■ Exercise ■
Give an exact transcription of every line, dropping the images.

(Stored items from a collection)
== == ==

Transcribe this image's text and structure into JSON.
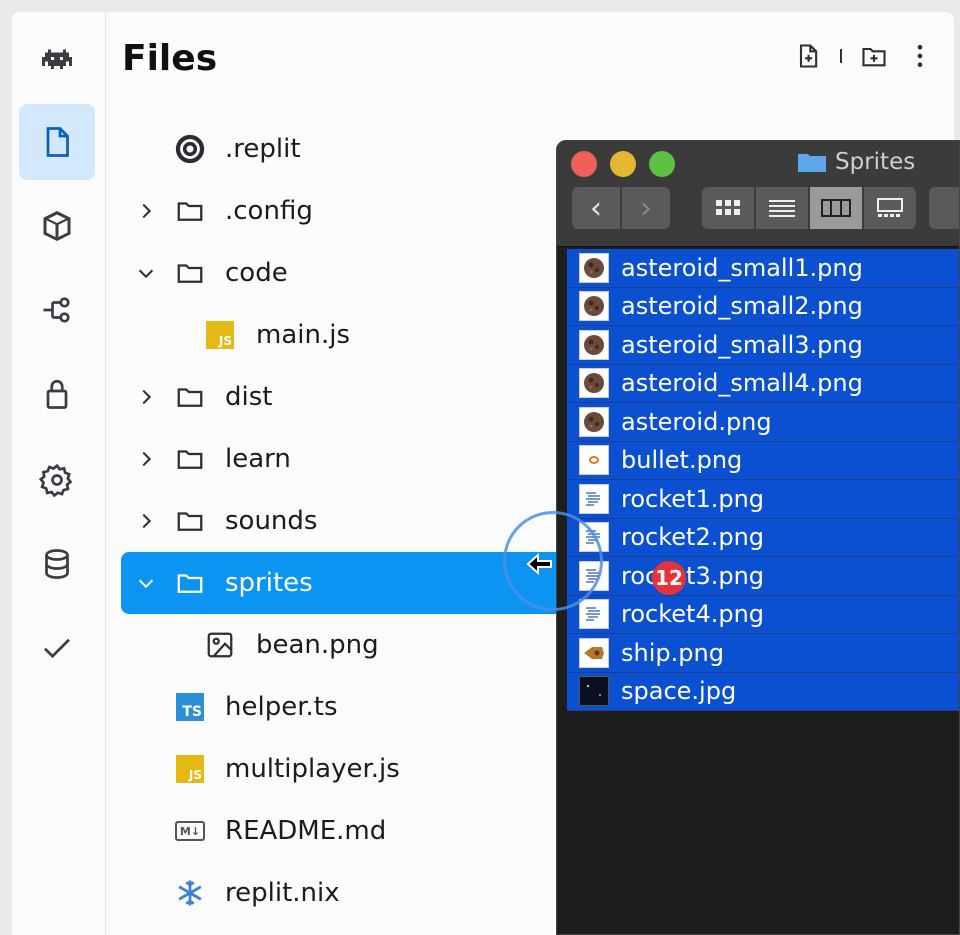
{
  "sidebar": {
    "icons": [
      "invader-logo-icon",
      "file-icon",
      "package-icon",
      "version-control-icon",
      "lock-icon",
      "gear-icon",
      "database-icon",
      "check-icon"
    ]
  },
  "files_panel": {
    "title": "Files",
    "actions": [
      "new-file-icon",
      "new-folder-icon",
      "more-options-icon"
    ],
    "items": [
      {
        "label": ".replit",
        "type": "replit-config"
      },
      {
        "label": ".config",
        "type": "folder",
        "expanded": false
      },
      {
        "label": "code",
        "type": "folder",
        "expanded": true
      },
      {
        "label": "main.js",
        "type": "js",
        "badge": "JS"
      },
      {
        "label": "dist",
        "type": "folder",
        "expanded": false
      },
      {
        "label": "learn",
        "type": "folder",
        "expanded": false
      },
      {
        "label": "sounds",
        "type": "folder",
        "expanded": false
      },
      {
        "label": "sprites",
        "type": "folder",
        "expanded": true,
        "selected": true
      },
      {
        "label": "bean.png",
        "type": "image"
      },
      {
        "label": "helper.ts",
        "type": "ts",
        "badge": "TS"
      },
      {
        "label": "multiplayer.js",
        "type": "js",
        "badge": "JS"
      },
      {
        "label": "README.md",
        "type": "md",
        "badge": "M↓"
      },
      {
        "label": "replit.nix",
        "type": "nix"
      }
    ]
  },
  "finder": {
    "title": "Sprites",
    "files": [
      {
        "name": "asteroid_small1.png",
        "thumb": "asteroid"
      },
      {
        "name": "asteroid_small2.png",
        "thumb": "asteroid"
      },
      {
        "name": "asteroid_small3.png",
        "thumb": "asteroid"
      },
      {
        "name": "asteroid_small4.png",
        "thumb": "asteroid"
      },
      {
        "name": "asteroid.png",
        "thumb": "asteroid"
      },
      {
        "name": "bullet.png",
        "thumb": "bullet"
      },
      {
        "name": "rocket1.png",
        "thumb": "rocket"
      },
      {
        "name": "rocket2.png",
        "thumb": "rocket"
      },
      {
        "name": "rocket3.png",
        "thumb": "rocket"
      },
      {
        "name": "rocket4.png",
        "thumb": "rocket"
      },
      {
        "name": "ship.png",
        "thumb": "ship"
      },
      {
        "name": "space.jpg",
        "thumb": "space"
      }
    ],
    "drag_count": "12"
  },
  "colors": {
    "selected_row": "#0b94f2",
    "finder_selection": "#0a50d0",
    "active_rail": "#d4e8fc",
    "drag_badge": "#e8323b"
  }
}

== == ==

■ Complete output ■
Transcribe this image's text and structure into JSON.
{
  "sidebar": {
    "icons": [
      "invader-logo-icon",
      "file-icon",
      "package-icon",
      "version-control-icon",
      "lock-icon",
      "gear-icon",
      "database-icon",
      "check-icon"
    ]
  },
  "files_panel": {
    "title": "Files",
    "actions": [
      "new-file-icon",
      "new-folder-icon",
      "more-options-icon"
    ],
    "items": [
      {
        "label": ".replit",
        "type": "replit-config"
      },
      {
        "label": ".config",
        "type": "folder",
        "expanded": false
      },
      {
        "label": "code",
        "type": "folder",
        "expanded": true
      },
      {
        "label": "main.js",
        "type": "js",
        "badge": "JS"
      },
      {
        "label": "dist",
        "type": "folder",
        "expanded": false
      },
      {
        "label": "learn",
        "type": "folder",
        "expanded": false
      },
      {
        "label": "sounds",
        "type": "folder",
        "expanded": false
      },
      {
        "label": "sprites",
        "type": "folder",
        "expanded": true,
        "selected": true
      },
      {
        "label": "bean.png",
        "type": "image"
      },
      {
        "label": "helper.ts",
        "type": "ts",
        "badge": "TS"
      },
      {
        "label": "multiplayer.js",
        "type": "js",
        "badge": "JS"
      },
      {
        "label": "README.md",
        "type": "md",
        "badge": "M↓"
      },
      {
        "label": "replit.nix",
        "type": "nix"
      }
    ]
  },
  "finder": {
    "title": "Sprites",
    "files": [
      {
        "name": "asteroid_small1.png",
        "thumb": "asteroid"
      },
      {
        "name": "asteroid_small2.png",
        "thumb": "asteroid"
      },
      {
        "name": "asteroid_small3.png",
        "thumb": "asteroid"
      },
      {
        "name": "asteroid_small4.png",
        "thumb": "asteroid"
      },
      {
        "name": "asteroid.png",
        "thumb": "asteroid"
      },
      {
        "name": "bullet.png",
        "thumb": "bullet"
      },
      {
        "name": "rocket1.png",
        "thumb": "rocket"
      },
      {
        "name": "rocket2.png",
        "thumb": "rocket"
      },
      {
        "name": "rocket3.png",
        "thumb": "rocket"
      },
      {
        "name": "rocket4.png",
        "thumb": "rocket"
      },
      {
        "name": "ship.png",
        "thumb": "ship"
      },
      {
        "name": "space.jpg",
        "thumb": "space"
      }
    ],
    "drag_count": "12"
  },
  "colors": {
    "selected_row": "#0b94f2",
    "finder_selection": "#0a50d0",
    "active_rail": "#d4e8fc",
    "drag_badge": "#e8323b"
  }
}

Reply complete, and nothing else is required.